Task instructions:
In the entries below, count every line with the word "informasi". Return only the count.

━━ Provided material ━━

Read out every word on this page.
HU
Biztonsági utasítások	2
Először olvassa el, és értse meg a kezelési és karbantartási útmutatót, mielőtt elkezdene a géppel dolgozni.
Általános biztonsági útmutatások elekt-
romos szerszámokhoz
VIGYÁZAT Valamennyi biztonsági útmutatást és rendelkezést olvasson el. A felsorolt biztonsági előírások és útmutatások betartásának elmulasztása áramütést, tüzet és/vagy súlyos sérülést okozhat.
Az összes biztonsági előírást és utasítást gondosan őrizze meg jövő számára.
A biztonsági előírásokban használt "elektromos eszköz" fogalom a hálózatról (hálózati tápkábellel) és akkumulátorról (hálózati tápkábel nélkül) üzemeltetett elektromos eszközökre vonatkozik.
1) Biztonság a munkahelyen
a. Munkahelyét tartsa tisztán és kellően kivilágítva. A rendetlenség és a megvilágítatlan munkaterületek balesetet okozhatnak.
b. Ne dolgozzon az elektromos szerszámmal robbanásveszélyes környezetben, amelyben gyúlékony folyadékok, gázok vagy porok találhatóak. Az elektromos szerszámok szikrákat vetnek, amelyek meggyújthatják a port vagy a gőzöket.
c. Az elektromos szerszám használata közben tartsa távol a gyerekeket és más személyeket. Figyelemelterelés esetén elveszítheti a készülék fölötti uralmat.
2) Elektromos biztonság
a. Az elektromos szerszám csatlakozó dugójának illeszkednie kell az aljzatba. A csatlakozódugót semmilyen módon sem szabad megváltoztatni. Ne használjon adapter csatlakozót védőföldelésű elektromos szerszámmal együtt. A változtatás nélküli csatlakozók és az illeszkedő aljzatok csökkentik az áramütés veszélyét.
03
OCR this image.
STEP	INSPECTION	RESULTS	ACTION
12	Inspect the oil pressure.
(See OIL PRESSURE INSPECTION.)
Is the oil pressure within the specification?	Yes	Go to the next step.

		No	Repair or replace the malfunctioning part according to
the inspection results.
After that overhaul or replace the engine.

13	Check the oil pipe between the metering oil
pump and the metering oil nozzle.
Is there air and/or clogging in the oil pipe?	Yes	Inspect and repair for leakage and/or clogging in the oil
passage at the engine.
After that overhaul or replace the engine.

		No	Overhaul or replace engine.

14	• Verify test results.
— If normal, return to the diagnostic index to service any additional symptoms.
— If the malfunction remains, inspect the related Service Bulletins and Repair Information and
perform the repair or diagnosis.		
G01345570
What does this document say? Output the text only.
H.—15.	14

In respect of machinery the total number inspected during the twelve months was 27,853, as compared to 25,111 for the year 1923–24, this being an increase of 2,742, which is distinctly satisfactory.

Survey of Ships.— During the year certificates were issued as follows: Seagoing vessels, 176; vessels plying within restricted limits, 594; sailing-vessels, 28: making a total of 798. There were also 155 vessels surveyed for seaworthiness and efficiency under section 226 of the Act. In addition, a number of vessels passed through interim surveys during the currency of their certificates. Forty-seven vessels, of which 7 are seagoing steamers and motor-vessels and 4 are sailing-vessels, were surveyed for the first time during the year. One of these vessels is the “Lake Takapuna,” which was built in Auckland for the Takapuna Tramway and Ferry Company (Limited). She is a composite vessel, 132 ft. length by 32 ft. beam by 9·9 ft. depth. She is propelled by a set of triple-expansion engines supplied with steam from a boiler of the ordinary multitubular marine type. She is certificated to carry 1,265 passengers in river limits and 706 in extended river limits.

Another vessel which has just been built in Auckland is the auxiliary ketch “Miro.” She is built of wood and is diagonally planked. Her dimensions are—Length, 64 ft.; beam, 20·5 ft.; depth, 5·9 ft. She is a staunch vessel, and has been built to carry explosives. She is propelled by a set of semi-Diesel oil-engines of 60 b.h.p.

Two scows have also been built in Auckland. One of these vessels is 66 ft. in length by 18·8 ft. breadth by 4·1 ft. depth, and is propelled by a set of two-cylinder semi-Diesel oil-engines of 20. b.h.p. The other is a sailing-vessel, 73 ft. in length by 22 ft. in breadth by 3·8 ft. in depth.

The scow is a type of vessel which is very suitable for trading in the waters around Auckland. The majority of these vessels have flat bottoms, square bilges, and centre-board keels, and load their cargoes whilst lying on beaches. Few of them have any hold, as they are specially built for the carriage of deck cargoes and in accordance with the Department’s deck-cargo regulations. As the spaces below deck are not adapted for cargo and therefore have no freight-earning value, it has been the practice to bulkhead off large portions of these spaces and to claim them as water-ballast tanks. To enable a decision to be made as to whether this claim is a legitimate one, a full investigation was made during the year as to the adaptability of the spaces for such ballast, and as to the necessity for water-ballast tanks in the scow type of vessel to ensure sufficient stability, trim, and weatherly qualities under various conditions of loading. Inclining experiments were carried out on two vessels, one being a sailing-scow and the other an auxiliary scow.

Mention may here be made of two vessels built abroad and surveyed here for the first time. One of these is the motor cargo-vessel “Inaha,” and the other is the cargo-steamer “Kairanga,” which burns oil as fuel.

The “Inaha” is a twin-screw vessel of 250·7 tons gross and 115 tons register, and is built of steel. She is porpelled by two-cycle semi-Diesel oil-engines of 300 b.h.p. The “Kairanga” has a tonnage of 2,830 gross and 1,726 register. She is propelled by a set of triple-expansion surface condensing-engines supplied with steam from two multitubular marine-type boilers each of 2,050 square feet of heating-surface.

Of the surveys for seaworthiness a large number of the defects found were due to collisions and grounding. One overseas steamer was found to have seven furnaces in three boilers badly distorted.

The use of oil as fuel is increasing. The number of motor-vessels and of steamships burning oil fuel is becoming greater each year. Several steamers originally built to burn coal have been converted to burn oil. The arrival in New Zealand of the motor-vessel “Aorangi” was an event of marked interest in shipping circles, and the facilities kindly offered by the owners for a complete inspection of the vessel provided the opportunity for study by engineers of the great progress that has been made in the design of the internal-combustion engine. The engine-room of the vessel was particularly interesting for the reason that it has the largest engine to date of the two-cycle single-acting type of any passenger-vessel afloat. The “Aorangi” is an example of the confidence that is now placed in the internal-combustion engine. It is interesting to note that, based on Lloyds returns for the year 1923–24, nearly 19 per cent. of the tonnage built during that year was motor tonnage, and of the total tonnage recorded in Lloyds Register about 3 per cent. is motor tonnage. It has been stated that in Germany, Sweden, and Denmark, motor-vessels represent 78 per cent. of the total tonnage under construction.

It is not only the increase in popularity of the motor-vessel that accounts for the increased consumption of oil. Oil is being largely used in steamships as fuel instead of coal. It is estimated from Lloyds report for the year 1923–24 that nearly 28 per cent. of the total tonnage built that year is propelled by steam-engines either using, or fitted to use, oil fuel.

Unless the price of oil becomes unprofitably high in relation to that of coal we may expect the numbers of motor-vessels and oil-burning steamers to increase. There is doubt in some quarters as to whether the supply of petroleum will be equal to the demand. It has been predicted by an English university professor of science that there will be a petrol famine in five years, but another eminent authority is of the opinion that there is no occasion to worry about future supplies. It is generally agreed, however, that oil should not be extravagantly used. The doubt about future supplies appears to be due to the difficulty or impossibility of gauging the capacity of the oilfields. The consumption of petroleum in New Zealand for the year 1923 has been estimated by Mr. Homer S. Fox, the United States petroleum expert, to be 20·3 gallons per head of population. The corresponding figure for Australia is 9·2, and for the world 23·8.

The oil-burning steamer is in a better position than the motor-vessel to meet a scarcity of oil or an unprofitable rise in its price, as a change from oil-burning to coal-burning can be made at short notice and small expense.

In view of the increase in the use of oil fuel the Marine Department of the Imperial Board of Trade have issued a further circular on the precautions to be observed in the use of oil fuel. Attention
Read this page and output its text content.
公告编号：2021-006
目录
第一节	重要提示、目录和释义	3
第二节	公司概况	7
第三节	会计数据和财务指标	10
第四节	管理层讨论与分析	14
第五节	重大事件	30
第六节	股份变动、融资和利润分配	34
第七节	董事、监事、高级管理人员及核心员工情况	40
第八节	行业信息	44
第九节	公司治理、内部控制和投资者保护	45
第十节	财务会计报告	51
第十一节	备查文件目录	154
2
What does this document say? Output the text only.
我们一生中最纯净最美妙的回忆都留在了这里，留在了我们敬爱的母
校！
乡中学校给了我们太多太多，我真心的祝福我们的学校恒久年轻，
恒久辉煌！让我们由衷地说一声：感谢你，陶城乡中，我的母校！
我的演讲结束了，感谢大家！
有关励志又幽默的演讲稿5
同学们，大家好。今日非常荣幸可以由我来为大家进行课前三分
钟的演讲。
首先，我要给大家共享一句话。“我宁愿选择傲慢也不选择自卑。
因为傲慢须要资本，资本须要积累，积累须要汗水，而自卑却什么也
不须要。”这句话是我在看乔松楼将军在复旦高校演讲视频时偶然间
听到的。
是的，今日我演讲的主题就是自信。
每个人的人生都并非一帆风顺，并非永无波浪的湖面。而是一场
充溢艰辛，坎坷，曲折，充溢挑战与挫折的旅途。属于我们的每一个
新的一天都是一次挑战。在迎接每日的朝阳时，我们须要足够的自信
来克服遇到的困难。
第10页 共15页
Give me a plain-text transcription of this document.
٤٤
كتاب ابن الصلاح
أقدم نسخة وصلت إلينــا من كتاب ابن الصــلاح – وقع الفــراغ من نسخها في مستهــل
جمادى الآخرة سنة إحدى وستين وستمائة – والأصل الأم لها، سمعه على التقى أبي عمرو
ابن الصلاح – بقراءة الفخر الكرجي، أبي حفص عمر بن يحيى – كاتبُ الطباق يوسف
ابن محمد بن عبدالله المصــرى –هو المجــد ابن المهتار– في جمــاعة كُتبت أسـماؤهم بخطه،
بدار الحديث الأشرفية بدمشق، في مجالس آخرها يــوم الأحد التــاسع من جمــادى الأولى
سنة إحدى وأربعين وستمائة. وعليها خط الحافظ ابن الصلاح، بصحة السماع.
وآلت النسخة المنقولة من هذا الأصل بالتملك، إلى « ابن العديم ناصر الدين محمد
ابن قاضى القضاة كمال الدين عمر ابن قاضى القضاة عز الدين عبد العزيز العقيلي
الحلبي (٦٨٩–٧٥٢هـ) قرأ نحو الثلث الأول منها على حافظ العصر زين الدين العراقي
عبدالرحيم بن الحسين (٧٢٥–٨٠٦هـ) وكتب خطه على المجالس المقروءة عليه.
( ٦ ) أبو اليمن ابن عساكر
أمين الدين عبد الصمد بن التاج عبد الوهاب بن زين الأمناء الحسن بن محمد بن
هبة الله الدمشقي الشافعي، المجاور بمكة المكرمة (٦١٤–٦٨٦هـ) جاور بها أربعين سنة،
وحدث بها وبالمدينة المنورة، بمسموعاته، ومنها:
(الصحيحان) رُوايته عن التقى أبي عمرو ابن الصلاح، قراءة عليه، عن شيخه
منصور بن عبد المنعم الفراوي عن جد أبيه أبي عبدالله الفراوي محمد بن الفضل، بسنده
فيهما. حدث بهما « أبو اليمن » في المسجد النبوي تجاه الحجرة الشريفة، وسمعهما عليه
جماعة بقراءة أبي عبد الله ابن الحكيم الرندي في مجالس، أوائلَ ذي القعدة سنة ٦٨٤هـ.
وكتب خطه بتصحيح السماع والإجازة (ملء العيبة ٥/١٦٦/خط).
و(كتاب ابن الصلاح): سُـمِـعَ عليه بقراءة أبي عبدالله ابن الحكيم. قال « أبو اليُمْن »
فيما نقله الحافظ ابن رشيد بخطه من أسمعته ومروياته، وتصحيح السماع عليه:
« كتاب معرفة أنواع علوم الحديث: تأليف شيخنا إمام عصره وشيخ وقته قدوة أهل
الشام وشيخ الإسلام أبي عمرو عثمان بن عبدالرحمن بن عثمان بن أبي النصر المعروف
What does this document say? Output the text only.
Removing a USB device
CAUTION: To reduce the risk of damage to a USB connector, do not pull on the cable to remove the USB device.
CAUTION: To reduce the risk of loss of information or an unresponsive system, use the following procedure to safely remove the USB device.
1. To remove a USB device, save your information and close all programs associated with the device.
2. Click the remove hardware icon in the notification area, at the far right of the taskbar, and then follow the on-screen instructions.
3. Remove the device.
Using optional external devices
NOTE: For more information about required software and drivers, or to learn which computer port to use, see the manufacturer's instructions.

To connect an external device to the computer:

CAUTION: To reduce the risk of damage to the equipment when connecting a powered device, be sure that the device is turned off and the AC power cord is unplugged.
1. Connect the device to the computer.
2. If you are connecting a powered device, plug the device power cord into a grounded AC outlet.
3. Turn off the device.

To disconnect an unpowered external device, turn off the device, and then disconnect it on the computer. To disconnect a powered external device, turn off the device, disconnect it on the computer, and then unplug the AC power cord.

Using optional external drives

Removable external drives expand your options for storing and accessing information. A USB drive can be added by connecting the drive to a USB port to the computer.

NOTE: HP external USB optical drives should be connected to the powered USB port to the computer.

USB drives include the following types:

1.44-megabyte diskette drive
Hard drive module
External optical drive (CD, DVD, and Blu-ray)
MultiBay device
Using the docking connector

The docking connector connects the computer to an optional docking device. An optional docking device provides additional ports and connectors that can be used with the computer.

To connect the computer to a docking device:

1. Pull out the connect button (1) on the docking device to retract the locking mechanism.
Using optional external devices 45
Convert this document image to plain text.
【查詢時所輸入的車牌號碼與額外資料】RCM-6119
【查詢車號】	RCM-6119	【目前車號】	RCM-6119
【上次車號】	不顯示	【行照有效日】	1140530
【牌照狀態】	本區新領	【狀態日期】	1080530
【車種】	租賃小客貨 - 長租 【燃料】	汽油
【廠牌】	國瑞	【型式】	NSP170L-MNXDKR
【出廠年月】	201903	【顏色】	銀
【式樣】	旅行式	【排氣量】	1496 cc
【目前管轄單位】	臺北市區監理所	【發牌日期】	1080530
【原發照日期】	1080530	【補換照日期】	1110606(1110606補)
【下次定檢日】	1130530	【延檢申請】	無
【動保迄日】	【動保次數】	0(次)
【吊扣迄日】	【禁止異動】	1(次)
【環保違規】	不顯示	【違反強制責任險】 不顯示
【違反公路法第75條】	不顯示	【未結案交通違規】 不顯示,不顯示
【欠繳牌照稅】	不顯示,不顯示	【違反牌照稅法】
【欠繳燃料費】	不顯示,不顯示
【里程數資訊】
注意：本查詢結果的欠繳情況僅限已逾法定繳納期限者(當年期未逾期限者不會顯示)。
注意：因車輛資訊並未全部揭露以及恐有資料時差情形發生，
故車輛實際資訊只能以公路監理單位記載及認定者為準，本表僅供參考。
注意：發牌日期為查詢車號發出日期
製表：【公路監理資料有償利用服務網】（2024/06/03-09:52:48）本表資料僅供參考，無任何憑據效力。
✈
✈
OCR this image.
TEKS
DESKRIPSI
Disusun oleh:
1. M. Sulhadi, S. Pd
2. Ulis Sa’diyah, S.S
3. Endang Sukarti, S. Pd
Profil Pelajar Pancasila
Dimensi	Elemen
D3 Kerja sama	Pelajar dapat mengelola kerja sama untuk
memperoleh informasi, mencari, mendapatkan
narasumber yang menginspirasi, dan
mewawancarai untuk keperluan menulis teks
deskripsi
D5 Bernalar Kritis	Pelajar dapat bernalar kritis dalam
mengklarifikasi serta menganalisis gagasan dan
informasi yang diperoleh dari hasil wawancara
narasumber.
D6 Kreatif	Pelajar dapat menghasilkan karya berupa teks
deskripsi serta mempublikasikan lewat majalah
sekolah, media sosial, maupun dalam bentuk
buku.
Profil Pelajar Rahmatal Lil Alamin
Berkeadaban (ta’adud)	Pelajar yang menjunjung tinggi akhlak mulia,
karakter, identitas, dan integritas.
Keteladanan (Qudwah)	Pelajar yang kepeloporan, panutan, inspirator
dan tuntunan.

━━━

The solution:
2